[Begin ENTRIES SHOWN]

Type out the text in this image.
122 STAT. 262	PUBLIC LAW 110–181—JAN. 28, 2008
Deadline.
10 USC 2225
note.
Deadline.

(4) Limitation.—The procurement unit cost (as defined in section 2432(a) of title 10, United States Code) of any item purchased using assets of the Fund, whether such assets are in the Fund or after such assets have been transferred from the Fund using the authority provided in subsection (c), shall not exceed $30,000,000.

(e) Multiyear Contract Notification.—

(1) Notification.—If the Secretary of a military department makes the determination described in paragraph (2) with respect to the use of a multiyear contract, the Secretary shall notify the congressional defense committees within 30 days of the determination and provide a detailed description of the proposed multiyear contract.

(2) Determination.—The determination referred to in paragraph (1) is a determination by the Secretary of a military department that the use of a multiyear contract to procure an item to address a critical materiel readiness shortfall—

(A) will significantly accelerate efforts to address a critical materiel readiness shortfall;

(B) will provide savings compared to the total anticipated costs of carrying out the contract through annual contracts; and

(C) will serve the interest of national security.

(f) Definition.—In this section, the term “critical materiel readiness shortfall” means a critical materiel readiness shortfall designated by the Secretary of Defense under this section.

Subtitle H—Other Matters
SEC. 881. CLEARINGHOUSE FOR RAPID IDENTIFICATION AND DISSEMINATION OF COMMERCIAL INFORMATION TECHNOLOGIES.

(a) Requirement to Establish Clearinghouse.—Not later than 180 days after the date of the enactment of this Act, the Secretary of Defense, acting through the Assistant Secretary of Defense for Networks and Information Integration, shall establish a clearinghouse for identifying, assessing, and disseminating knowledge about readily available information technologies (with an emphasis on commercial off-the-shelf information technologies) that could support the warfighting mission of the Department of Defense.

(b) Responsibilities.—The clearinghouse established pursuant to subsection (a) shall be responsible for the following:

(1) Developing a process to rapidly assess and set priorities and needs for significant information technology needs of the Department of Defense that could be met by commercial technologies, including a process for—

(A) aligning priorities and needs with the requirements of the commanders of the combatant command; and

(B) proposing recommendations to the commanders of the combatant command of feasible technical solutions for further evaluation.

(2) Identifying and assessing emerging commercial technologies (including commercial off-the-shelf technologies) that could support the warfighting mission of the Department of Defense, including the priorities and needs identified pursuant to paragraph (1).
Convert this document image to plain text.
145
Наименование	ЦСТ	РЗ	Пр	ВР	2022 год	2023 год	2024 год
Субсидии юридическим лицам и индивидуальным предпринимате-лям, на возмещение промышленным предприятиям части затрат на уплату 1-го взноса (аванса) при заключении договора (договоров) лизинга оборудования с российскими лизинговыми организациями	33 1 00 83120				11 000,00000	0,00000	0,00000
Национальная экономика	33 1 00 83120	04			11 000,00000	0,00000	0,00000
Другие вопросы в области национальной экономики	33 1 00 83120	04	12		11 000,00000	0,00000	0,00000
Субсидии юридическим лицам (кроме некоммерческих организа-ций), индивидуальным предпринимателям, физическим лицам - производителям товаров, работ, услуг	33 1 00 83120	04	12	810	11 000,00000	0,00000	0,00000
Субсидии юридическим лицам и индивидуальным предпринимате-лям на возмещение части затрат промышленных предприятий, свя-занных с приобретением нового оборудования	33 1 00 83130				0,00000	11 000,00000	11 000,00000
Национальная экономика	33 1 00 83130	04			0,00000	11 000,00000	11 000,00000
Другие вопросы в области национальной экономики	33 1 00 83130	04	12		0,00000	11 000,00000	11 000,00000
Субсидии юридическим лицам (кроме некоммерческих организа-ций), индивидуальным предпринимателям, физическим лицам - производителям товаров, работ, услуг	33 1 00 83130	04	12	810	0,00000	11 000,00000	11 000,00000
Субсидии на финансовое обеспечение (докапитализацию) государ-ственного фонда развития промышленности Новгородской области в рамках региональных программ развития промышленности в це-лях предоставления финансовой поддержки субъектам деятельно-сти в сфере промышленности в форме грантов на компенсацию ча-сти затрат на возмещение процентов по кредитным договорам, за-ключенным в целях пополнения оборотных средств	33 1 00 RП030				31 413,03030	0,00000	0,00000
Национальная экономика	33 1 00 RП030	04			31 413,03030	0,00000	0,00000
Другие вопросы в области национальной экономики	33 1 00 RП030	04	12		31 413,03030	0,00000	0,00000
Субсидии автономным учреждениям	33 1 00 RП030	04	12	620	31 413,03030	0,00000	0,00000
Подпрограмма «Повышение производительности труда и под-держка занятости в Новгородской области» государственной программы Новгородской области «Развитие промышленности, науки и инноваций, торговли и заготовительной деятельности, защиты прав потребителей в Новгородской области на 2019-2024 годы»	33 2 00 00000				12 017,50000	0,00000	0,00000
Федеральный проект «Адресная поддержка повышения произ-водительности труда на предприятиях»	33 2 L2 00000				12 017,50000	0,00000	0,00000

[End ENTRIES SHOWN]

* THE EXERCISE:
Track down every line with the word "paragraph" and copy it.

* FULL ANSWER:
(1) Notification.—If the Secretary of a military department makes the determination described in paragraph (2) with respect to the use of a multiyear contract, the Secretary shall notify the congressional defense committees within 30 days of the determination and provide a detailed description of the proposed multiyear contract.
(2) Determination.—The determination referred to in paragraph (1) is a determination by the Secretary of a military department that the use of a multiyear contract to procure an item to address a critical materiel readiness shortfall—
(2) Identifying and assessing emerging commercial technologies (including commercial off-the-shelf technologies) that could support the warfighting mission of the Department of Defense, including the priorities and needs identified pursuant to paragraph (1).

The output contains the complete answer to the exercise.